Therefore, hereinbefore, it is expressed that the liquid component is removed from the first image, but it is not limitedly indicated that the liquid component is removed only from the first image, and it is indicated that the liquid component is removed from the first image at least on the transfer body. For example, it is also possible to remove the liquid component in the reaction liquid applied to the first image and the outer side region of the first image.

Incidentally, the liquid component does not have a certain shape but has fluidity, and is not particularly limited as long as it has approximately a constant volume. For example, water, an organic solvent, or the like, contained in the ink or the reaction liquid is exemplified as the liquid component.

Further, also in a case where the aforementioned clear ink is contained in the first image, the ink can be condensed by liquid absorbing treatment. For example, in a case where the clear ink is applied onto the color ink containing a coloring material which is applied onto the transfer body 101, the clear ink is present entirely on the front surface of the first image or the clear ink is present partially at one part or a plurality of parts of the front surface of the first image and the color ink is present at the other parts. In the first image, the porous body absorbs the liquid component of the clear ink on the front surface of the first image at the part where the clear ink is present on the color ink, and the liquid component of the clear ink is moved. When the liquid component in the color ink is moved to the porous body side with that movement, the aqueous liquid component in the color ink is absorbed. Meanwhile, at the part where the region of the clear ink and the region of the color ink are present on the front surface of the first image, the respective liquid components of the color ink and the clear ink are moved to the porous body side, and thus the aqueous liquid component is absorbed. Incidentally, the clear ink may contain a large amount of a component for improving transferability of the image from the transfer body 101 to the recording medium. For example, a case where the content of a component exhibiting high pressure-sensitive adhesiveness to the recording medium compared to the color ink is increased by heating is exemplified.

Each configuration of the transfer type ink jet recording apparatus of this embodiment will be described below.

Your instructions:
Can you output, word for word, the portion of the ink jet transfer passage starting at "Incidentally, the liquid" and ending at "the liquid component."?

Entries provided:
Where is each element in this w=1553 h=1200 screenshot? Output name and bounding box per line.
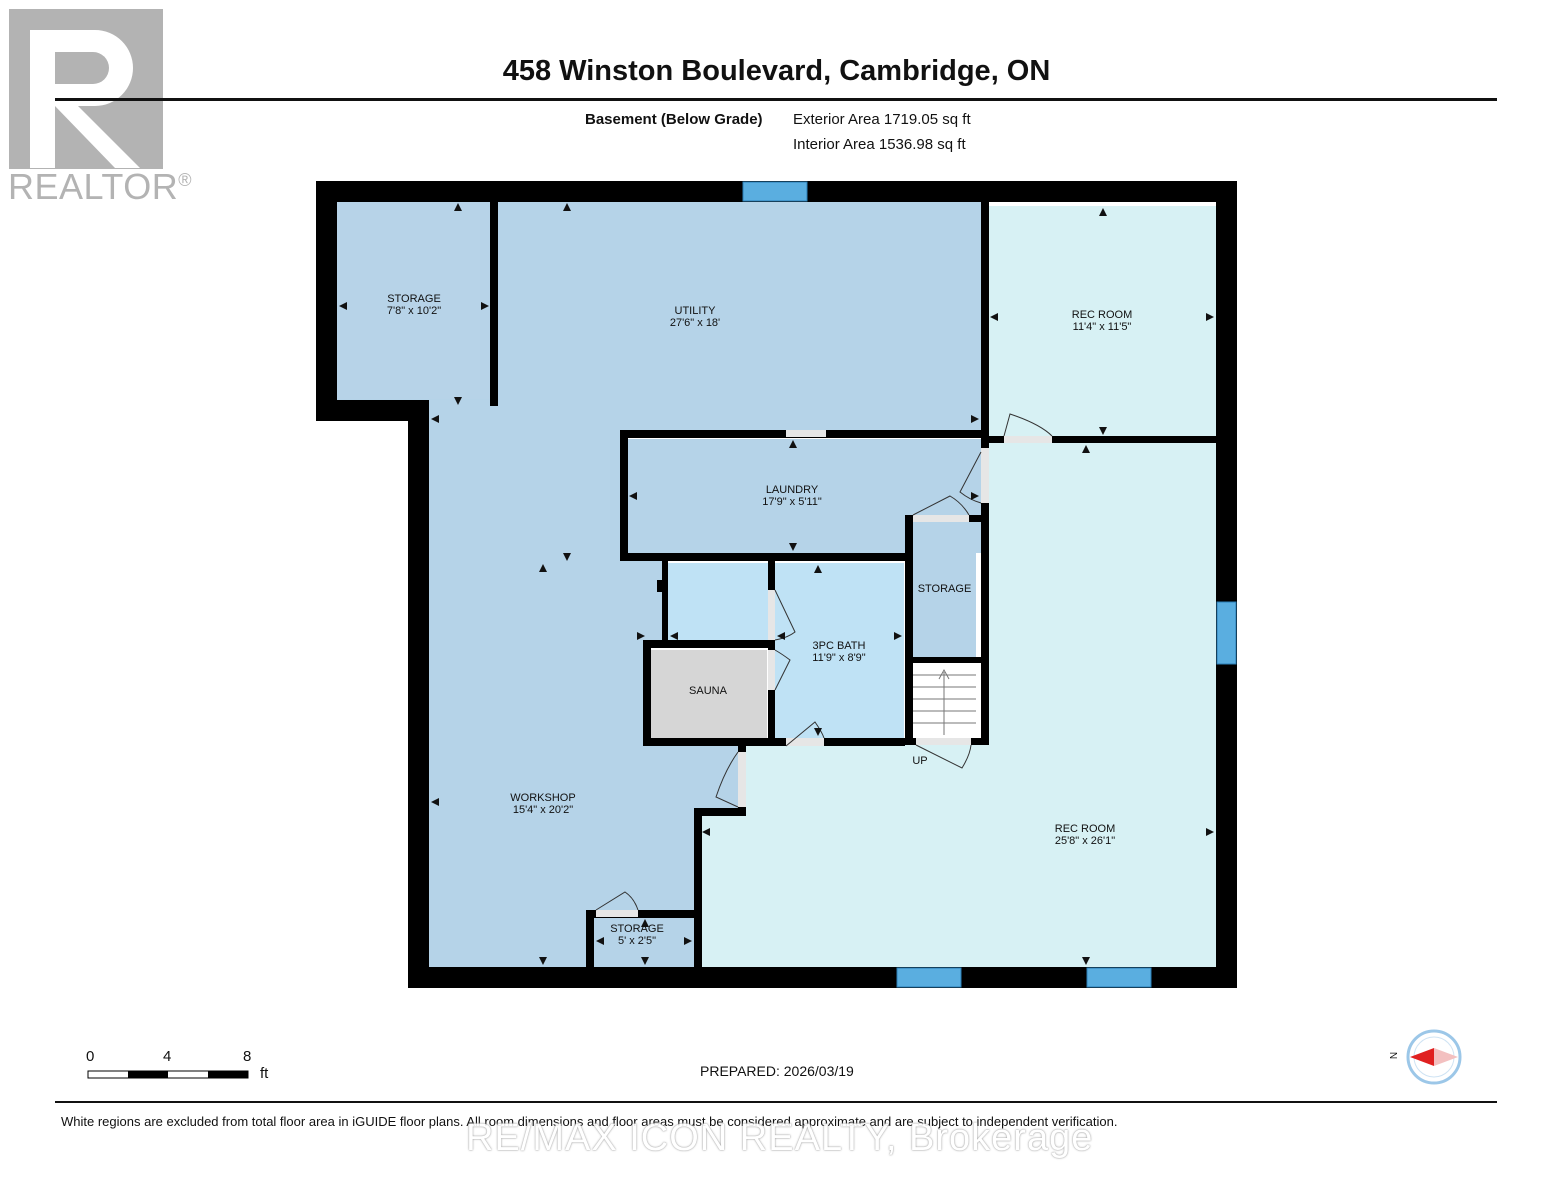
realtor-wordmark: REALTOR® xyxy=(8,166,192,207)
sauna-fill xyxy=(650,650,767,738)
windows xyxy=(742,181,1237,988)
brokerage-watermark: RE/MAX ICON REALTY, Brokerage xyxy=(466,1117,1094,1159)
window-north xyxy=(742,181,808,202)
room-storage-mid: STORAGE xyxy=(917,583,972,595)
doors xyxy=(595,413,1053,917)
scale-tick-4: 4 xyxy=(163,1048,172,1065)
stairs-up-label: UP xyxy=(912,755,928,767)
level-label: Basement (Below Grade) xyxy=(585,111,763,128)
scale-bar xyxy=(87,1070,249,1079)
dimension-arrows xyxy=(339,203,1214,965)
bath-fill xyxy=(775,563,904,738)
header-rule xyxy=(55,98,1497,101)
rec-room-ne-fill xyxy=(988,206,1216,437)
footer-rule xyxy=(55,1101,1497,1103)
rec-room-main-fill xyxy=(700,443,1216,967)
compass-icon xyxy=(1406,1029,1462,1085)
prepared-date: PREPARED: 2026/03/19 xyxy=(700,1063,854,1079)
scale-unit: ft xyxy=(260,1065,269,1082)
window-east xyxy=(1216,601,1237,665)
stairs xyxy=(913,668,976,735)
compass-north-label: N xyxy=(1389,1051,1401,1060)
interior-area: Interior Area 1536.98 sq ft xyxy=(793,136,966,153)
room-sauna: SAUNA xyxy=(689,685,727,697)
disclaimer: White regions are excluded from total fl… xyxy=(61,1114,1118,1129)
storage-mid-fill xyxy=(913,522,976,657)
walls xyxy=(316,181,1237,988)
window-south-1 xyxy=(896,967,962,988)
exterior-area: Exterior Area 1719.05 sq ft xyxy=(793,111,971,128)
scale-tick-8: 8 xyxy=(243,1048,252,1065)
storage-nw-fill xyxy=(337,201,493,399)
window-south-2 xyxy=(1086,967,1152,988)
closet-fill xyxy=(668,563,768,642)
scale-tick-0: 0 xyxy=(86,1048,95,1065)
page-title: 458 Winston Boulevard, Cambridge, ON xyxy=(502,55,1051,87)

Exercise response:
Incidentally, the liquid component does not have a certain shape but has fluidity, and is not particularly limited as long as it has approximately a constant volume. For example, water, an organic solvent, or the like, contained in the ink or the reaction liquid is exemplified as the liquid component.